[Start of Extracted records]

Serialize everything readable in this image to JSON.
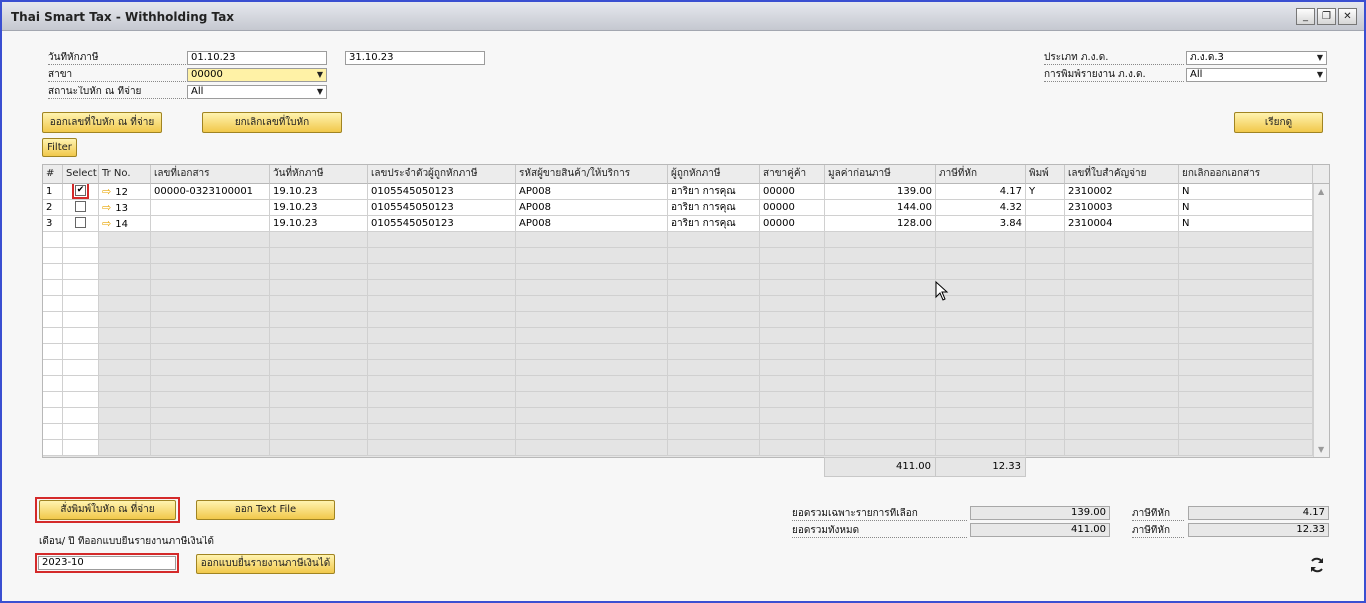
{
  "window": {
    "title": "Thai Smart Tax - Withholding Tax",
    "minimize": "_",
    "restore": "❐",
    "close": "✕"
  },
  "form": {
    "date_label": "วันที่หักภาษี",
    "date_from": "01.10.23",
    "date_to": "31.10.23",
    "branch_label": "สาขา",
    "branch_value": "00000",
    "status_label": "สถานะใบหัก ณ ที่จ่าย",
    "status_value": "All",
    "pnd_type_label": "ประเภท ภ.ง.ด.",
    "pnd_type_value": "ภ.ง.ด.3",
    "print_report_label": "การพิมพ์รายงาน ภ.ง.ด.",
    "print_report_value": "All"
  },
  "buttons": {
    "issue_cert": "ออกเลขที่ใบหัก ณ ที่จ่าย",
    "cancel_cert": "ยกเลิกเลขที่ใบหัก",
    "retrieve": "เรียกดู",
    "filter": "Filter",
    "print_cert": "สั่งพิมพ์ใบหัก ณ ที่จ่าย",
    "text_file": "ออก Text File",
    "income_form": "ออกแบบยื่นรายงานภาษีเงินได้"
  },
  "grid": {
    "columns": [
      "#",
      "Select",
      "Tr No.",
      "เลขที่เอกสาร",
      "วันที่หักภาษี",
      "เลขประจำตัวผู้ถูกหักภาษี",
      "รหัสผู้ขายสินค้า/ให้บริการ",
      "ผู้ถูกหักภาษี",
      "สาขาคู่ค้า",
      "มูลค่าก่อนภาษี",
      "ภาษีที่หัก",
      "พิมพ์",
      "เลขที่ใบสำคัญจ่าย",
      "ยกเลิกออกเอกสาร"
    ],
    "rows": [
      {
        "no": "1",
        "checked": true,
        "tr": "12",
        "doc": "00000-0323100001",
        "date": "19.10.23",
        "taxid": "0105545050123",
        "vendor": "AP008",
        "name": "อาริยา การคุณ",
        "branch": "00000",
        "amount": "139.00",
        "tax": "4.17",
        "printed": "Y",
        "voucher": "2310002",
        "cancel": "N"
      },
      {
        "no": "2",
        "checked": false,
        "tr": "13",
        "doc": "",
        "date": "19.10.23",
        "taxid": "0105545050123",
        "vendor": "AP008",
        "name": "อาริยา การคุณ",
        "branch": "00000",
        "amount": "144.00",
        "tax": "4.32",
        "printed": "",
        "voucher": "2310003",
        "cancel": "N"
      },
      {
        "no": "3",
        "checked": false,
        "tr": "14",
        "doc": "",
        "date": "19.10.23",
        "taxid": "0105545050123",
        "vendor": "AP008",
        "name": "อาริยา การคุณ",
        "branch": "00000",
        "amount": "128.00",
        "tax": "3.84",
        "printed": "",
        "voucher": "2310004",
        "cancel": "N"
      }
    ],
    "total_amount": "411.00",
    "total_tax": "12.33"
  },
  "summary": {
    "selected_label": "ยอดรวมเฉพาะรายการที่เลือก",
    "selected_amount": "139.00",
    "selected_tax_label": "ภาษีที่หัก",
    "selected_tax": "4.17",
    "all_label": "ยอดรวมทั้งหมด",
    "all_amount": "411.00",
    "all_tax_label": "ภาษีที่หัก",
    "all_tax": "12.33"
  },
  "period": {
    "label": "เดือน/ ปี ที่ออกแบบยื่นรายงานภาษีเงินได้",
    "value": "2023-10"
  },
  "icons": {
    "refresh": "refresh-icon",
    "row_link": "arrow-right-icon",
    "dropdown": "chevron-down-icon"
  },
  "colors": {
    "button_gradient_top": "#fff3b0",
    "button_gradient_bottom": "#f1c84b",
    "highlight_field": "#fff2a6",
    "red_highlight": "#d42a2a",
    "window_border": "#3a4fd1"
  }
}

[End of Extracted records]

### Your task
List every line from the entries above in which "ออกแบบย" appears.

### Correct answer
    "income_form": "ออกแบบยื่นรายงานภาษีเงินได้"
    "label": "เดือน/ ปี ที่ออกแบบยื่นรายงานภาษีเงินได้",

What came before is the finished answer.